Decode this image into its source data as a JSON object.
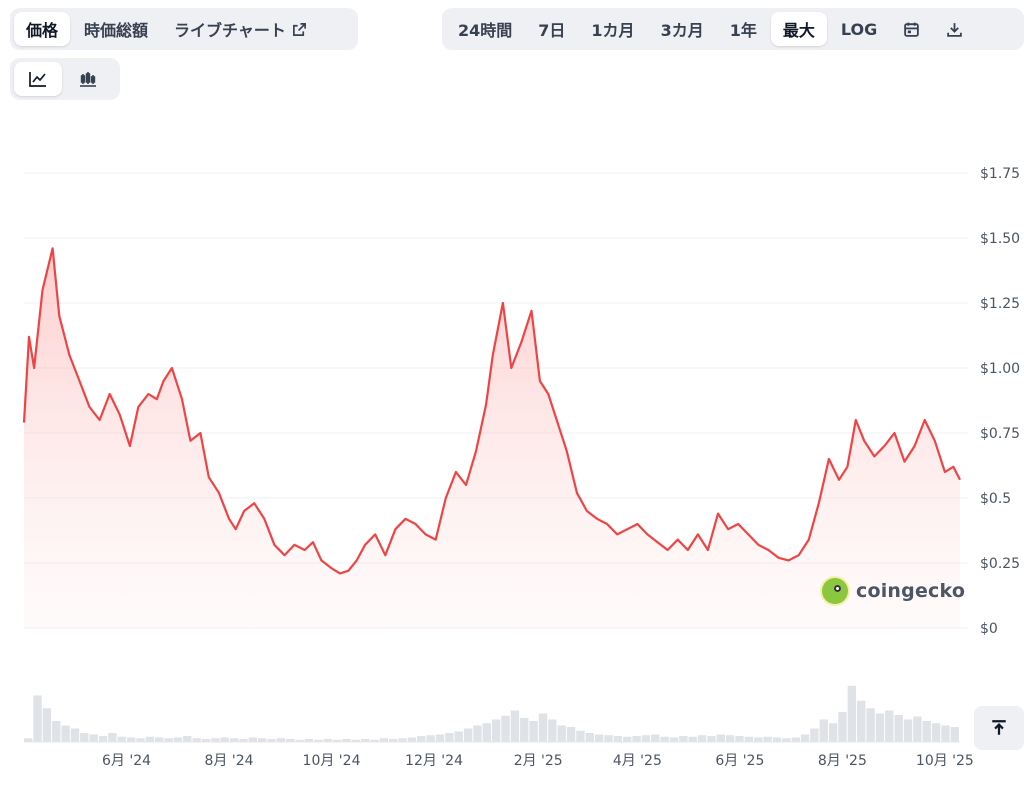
{
  "tabs_left": [
    {
      "label": "価格",
      "active": true
    },
    {
      "label": "時価総額",
      "active": false
    },
    {
      "label": "ライブチャート",
      "active": false
    }
  ],
  "range_tabs": [
    {
      "label": "24時間",
      "active": false
    },
    {
      "label": "7日",
      "active": false
    },
    {
      "label": "1カ月",
      "active": false
    },
    {
      "label": "3カ月",
      "active": false
    },
    {
      "label": "1年",
      "active": false
    },
    {
      "label": "最大",
      "active": true
    },
    {
      "label": "LOG",
      "active": false
    }
  ],
  "icons": {
    "external_link": "external-link-icon",
    "calendar": "calendar-icon",
    "download": "download-icon",
    "line_chart": "line-chart-icon",
    "candlestick": "candlestick-icon",
    "scroll_top": "arrow-up-to-line-icon"
  },
  "chart_view": {
    "active": "line"
  },
  "brand": {
    "name": "coingecko"
  },
  "colors": {
    "line": "#ef4444",
    "fill_top": "#fca5a5",
    "grid": "#eef0f3",
    "volume": "#d1d5db"
  },
  "chart_data": {
    "type": "area",
    "currency": "USD",
    "ylim": [
      0,
      1.75
    ],
    "y_ticks": [
      "$0",
      "$0.25",
      "$0.5",
      "$0.75",
      "$1.00",
      "$1.25",
      "$1.50",
      "$1.75"
    ],
    "x_ticks": [
      "6月 '24",
      "8月 '24",
      "10月 '24",
      "12月 '24",
      "2月 '25",
      "4月 '25",
      "6月 '25",
      "8月 '25",
      "10月 '25"
    ],
    "grid": true,
    "x": [
      "2024-04-01",
      "2024-04-04",
      "2024-04-07",
      "2024-04-12",
      "2024-04-18",
      "2024-04-22",
      "2024-04-28",
      "2024-05-04",
      "2024-05-10",
      "2024-05-16",
      "2024-05-22",
      "2024-05-28",
      "2024-06-03",
      "2024-06-08",
      "2024-06-14",
      "2024-06-19",
      "2024-06-23",
      "2024-06-28",
      "2024-07-04",
      "2024-07-09",
      "2024-07-15",
      "2024-07-20",
      "2024-07-26",
      "2024-08-01",
      "2024-08-05",
      "2024-08-10",
      "2024-08-16",
      "2024-08-22",
      "2024-08-28",
      "2024-09-03",
      "2024-09-09",
      "2024-09-15",
      "2024-09-20",
      "2024-09-25",
      "2024-10-01",
      "2024-10-06",
      "2024-10-11",
      "2024-10-16",
      "2024-10-21",
      "2024-10-27",
      "2024-11-02",
      "2024-11-08",
      "2024-11-14",
      "2024-11-20",
      "2024-11-26",
      "2024-12-02",
      "2024-12-08",
      "2024-12-14",
      "2024-12-20",
      "2024-12-26",
      "2025-01-01",
      "2025-01-05",
      "2025-01-11",
      "2025-01-16",
      "2025-01-22",
      "2025-01-28",
      "2025-02-02",
      "2025-02-07",
      "2025-02-12",
      "2025-02-18",
      "2025-02-24",
      "2025-03-02",
      "2025-03-08",
      "2025-03-14",
      "2025-03-20",
      "2025-03-26",
      "2025-04-01",
      "2025-04-07",
      "2025-04-13",
      "2025-04-19",
      "2025-04-25",
      "2025-05-01",
      "2025-05-07",
      "2025-05-13",
      "2025-05-19",
      "2025-05-25",
      "2025-05-31",
      "2025-06-06",
      "2025-06-12",
      "2025-06-18",
      "2025-06-24",
      "2025-06-30",
      "2025-07-06",
      "2025-07-12",
      "2025-07-18",
      "2025-07-24",
      "2025-07-30",
      "2025-08-04",
      "2025-08-09",
      "2025-08-14",
      "2025-08-20",
      "2025-08-26",
      "2025-09-01",
      "2025-09-07",
      "2025-09-13",
      "2025-09-19",
      "2025-09-25",
      "2025-10-01",
      "2025-10-06",
      "2025-10-10"
    ],
    "y": [
      0.79,
      1.12,
      1.0,
      1.3,
      1.46,
      1.2,
      1.05,
      0.95,
      0.85,
      0.8,
      0.9,
      0.82,
      0.7,
      0.85,
      0.9,
      0.88,
      0.95,
      1.0,
      0.88,
      0.72,
      0.75,
      0.58,
      0.52,
      0.42,
      0.38,
      0.45,
      0.48,
      0.42,
      0.32,
      0.28,
      0.32,
      0.3,
      0.33,
      0.26,
      0.23,
      0.21,
      0.22,
      0.26,
      0.32,
      0.36,
      0.28,
      0.38,
      0.42,
      0.4,
      0.36,
      0.34,
      0.5,
      0.6,
      0.55,
      0.68,
      0.86,
      1.05,
      1.25,
      1.0,
      1.1,
      1.22,
      0.95,
      0.9,
      0.8,
      0.68,
      0.52,
      0.45,
      0.42,
      0.4,
      0.36,
      0.38,
      0.4,
      0.36,
      0.33,
      0.3,
      0.34,
      0.3,
      0.36,
      0.3,
      0.44,
      0.38,
      0.4,
      0.36,
      0.32,
      0.3,
      0.27,
      0.26,
      0.28,
      0.34,
      0.48,
      0.65,
      0.57,
      0.62,
      0.8,
      0.72,
      0.66,
      0.7,
      0.75,
      0.64,
      0.7,
      0.8,
      0.72,
      0.6,
      0.62,
      0.57
    ]
  },
  "volume_data": [
    0.05,
    0.62,
    0.45,
    0.28,
    0.22,
    0.18,
    0.12,
    0.1,
    0.08,
    0.12,
    0.07,
    0.06,
    0.05,
    0.07,
    0.06,
    0.05,
    0.06,
    0.08,
    0.05,
    0.04,
    0.05,
    0.06,
    0.05,
    0.04,
    0.06,
    0.05,
    0.04,
    0.05,
    0.04,
    0.03,
    0.04,
    0.03,
    0.04,
    0.03,
    0.04,
    0.03,
    0.04,
    0.03,
    0.05,
    0.04,
    0.05,
    0.06,
    0.08,
    0.09,
    0.1,
    0.12,
    0.14,
    0.18,
    0.22,
    0.25,
    0.3,
    0.35,
    0.42,
    0.32,
    0.28,
    0.38,
    0.3,
    0.22,
    0.2,
    0.15,
    0.12,
    0.1,
    0.09,
    0.08,
    0.07,
    0.08,
    0.09,
    0.1,
    0.07,
    0.06,
    0.08,
    0.07,
    0.09,
    0.08,
    0.1,
    0.09,
    0.08,
    0.07,
    0.06,
    0.07,
    0.06,
    0.05,
    0.06,
    0.1,
    0.18,
    0.3,
    0.25,
    0.4,
    0.75,
    0.55,
    0.45,
    0.38,
    0.42,
    0.36,
    0.3,
    0.34,
    0.28,
    0.25,
    0.22,
    0.2
  ]
}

Stated task: Print the records word for word and exclude any picture they hold.

Correct answer:
Decode this image into its source data as a JSON object.
{
  "tabs_left": [
    {
      "label": "価格",
      "active": true
    },
    {
      "label": "時価総額",
      "active": false
    },
    {
      "label": "ライブチャート",
      "active": false
    }
  ],
  "range_tabs": [
    {
      "label": "24時間",
      "active": false
    },
    {
      "label": "7日",
      "active": false
    },
    {
      "label": "1カ月",
      "active": false
    },
    {
      "label": "3カ月",
      "active": false
    },
    {
      "label": "1年",
      "active": false
    },
    {
      "label": "最大",
      "active": true
    },
    {
      "label": "LOG",
      "active": false
    }
  ],
  "icons": {
    "external_link": "external-link-icon",
    "calendar": "calendar-icon",
    "download": "download-icon",
    "line_chart": "line-chart-icon",
    "candlestick": "candlestick-icon",
    "scroll_top": "arrow-up-to-line-icon"
  },
  "chart_view": {
    "active": "line"
  },
  "brand": {
    "name": "coingecko"
  },
  "colors": {
    "line": "#ef4444",
    "fill_top": "#fca5a5",
    "grid": "#eef0f3",
    "volume": "#d1d5db"
  },
  "chart_data": {
    "type": "area",
    "currency": "USD",
    "ylim": [
      0,
      1.75
    ],
    "y_ticks": [
      "$0",
      "$0.25",
      "$0.5",
      "$0.75",
      "$1.00",
      "$1.25",
      "$1.50",
      "$1.75"
    ],
    "x_ticks": [
      "6月 '24",
      "8月 '24",
      "10月 '24",
      "12月 '24",
      "2月 '25",
      "4月 '25",
      "6月 '25",
      "8月 '25",
      "10月 '25"
    ],
    "grid": true,
    "x": [
      "2024-04-01",
      "2024-04-04",
      "2024-04-07",
      "2024-04-12",
      "2024-04-18",
      "2024-04-22",
      "2024-04-28",
      "2024-05-04",
      "2024-05-10",
      "2024-05-16",
      "2024-05-22",
      "2024-05-28",
      "2024-06-03",
      "2024-06-08",
      "2024-06-14",
      "2024-06-19",
      "2024-06-23",
      "2024-06-28",
      "2024-07-04",
      "2024-07-09",
      "2024-07-15",
      "2024-07-20",
      "2024-07-26",
      "2024-08-01",
      "2024-08-05",
      "2024-08-10",
      "2024-08-16",
      "2024-08-22",
      "2024-08-28",
      "2024-09-03",
      "2024-09-09",
      "2024-09-15",
      "2024-09-20",
      "2024-09-25",
      "2024-10-01",
      "2024-10-06",
      "2024-10-11",
      "2024-10-16",
      "2024-10-21",
      "2024-10-27",
      "2024-11-02",
      "2024-11-08",
      "2024-11-14",
      "2024-11-20",
      "2024-11-26",
      "2024-12-02",
      "2024-12-08",
      "2024-12-14",
      "2024-12-20",
      "2024-12-26",
      "2025-01-01",
      "2025-01-05",
      "2025-01-11",
      "2025-01-16",
      "2025-01-22",
      "2025-01-28",
      "2025-02-02",
      "2025-02-07",
      "2025-02-12",
      "2025-02-18",
      "2025-02-24",
      "2025-03-02",
      "2025-03-08",
      "2025-03-14",
      "2025-03-20",
      "2025-03-26",
      "2025-04-01",
      "2025-04-07",
      "2025-04-13",
      "2025-04-19",
      "2025-04-25",
      "2025-05-01",
      "2025-05-07",
      "2025-05-13",
      "2025-05-19",
      "2025-05-25",
      "2025-05-31",
      "2025-06-06",
      "2025-06-12",
      "2025-06-18",
      "2025-06-24",
      "2025-06-30",
      "2025-07-06",
      "2025-07-12",
      "2025-07-18",
      "2025-07-24",
      "2025-07-30",
      "2025-08-04",
      "2025-08-09",
      "2025-08-14",
      "2025-08-20",
      "2025-08-26",
      "2025-09-01",
      "2025-09-07",
      "2025-09-13",
      "2025-09-19",
      "2025-09-25",
      "2025-10-01",
      "2025-10-06",
      "2025-10-10"
    ],
    "y": [
      0.79,
      1.12,
      1.0,
      1.3,
      1.46,
      1.2,
      1.05,
      0.95,
      0.85,
      0.8,
      0.9,
      0.82,
      0.7,
      0.85,
      0.9,
      0.88,
      0.95,
      1.0,
      0.88,
      0.72,
      0.75,
      0.58,
      0.52,
      0.42,
      0.38,
      0.45,
      0.48,
      0.42,
      0.32,
      0.28,
      0.32,
      0.3,
      0.33,
      0.26,
      0.23,
      0.21,
      0.22,
      0.26,
      0.32,
      0.36,
      0.28,
      0.38,
      0.42,
      0.4,
      0.36,
      0.34,
      0.5,
      0.6,
      0.55,
      0.68,
      0.86,
      1.05,
      1.25,
      1.0,
      1.1,
      1.22,
      0.95,
      0.9,
      0.8,
      0.68,
      0.52,
      0.45,
      0.42,
      0.4,
      0.36,
      0.38,
      0.4,
      0.36,
      0.33,
      0.3,
      0.34,
      0.3,
      0.36,
      0.3,
      0.44,
      0.38,
      0.4,
      0.36,
      0.32,
      0.3,
      0.27,
      0.26,
      0.28,
      0.34,
      0.48,
      0.65,
      0.57,
      0.62,
      0.8,
      0.72,
      0.66,
      0.7,
      0.75,
      0.64,
      0.7,
      0.8,
      0.72,
      0.6,
      0.62,
      0.57
    ]
  },
  "volume_data": [
    0.05,
    0.62,
    0.45,
    0.28,
    0.22,
    0.18,
    0.12,
    0.1,
    0.08,
    0.12,
    0.07,
    0.06,
    0.05,
    0.07,
    0.06,
    0.05,
    0.06,
    0.08,
    0.05,
    0.04,
    0.05,
    0.06,
    0.05,
    0.04,
    0.06,
    0.05,
    0.04,
    0.05,
    0.04,
    0.03,
    0.04,
    0.03,
    0.04,
    0.03,
    0.04,
    0.03,
    0.04,
    0.03,
    0.05,
    0.04,
    0.05,
    0.06,
    0.08,
    0.09,
    0.1,
    0.12,
    0.14,
    0.18,
    0.22,
    0.25,
    0.3,
    0.35,
    0.42,
    0.32,
    0.28,
    0.38,
    0.3,
    0.22,
    0.2,
    0.15,
    0.12,
    0.1,
    0.09,
    0.08,
    0.07,
    0.08,
    0.09,
    0.1,
    0.07,
    0.06,
    0.08,
    0.07,
    0.09,
    0.08,
    0.1,
    0.09,
    0.08,
    0.07,
    0.06,
    0.07,
    0.06,
    0.05,
    0.06,
    0.1,
    0.18,
    0.3,
    0.25,
    0.4,
    0.75,
    0.55,
    0.45,
    0.38,
    0.42,
    0.36,
    0.3,
    0.34,
    0.28,
    0.25,
    0.22,
    0.2
  ]
}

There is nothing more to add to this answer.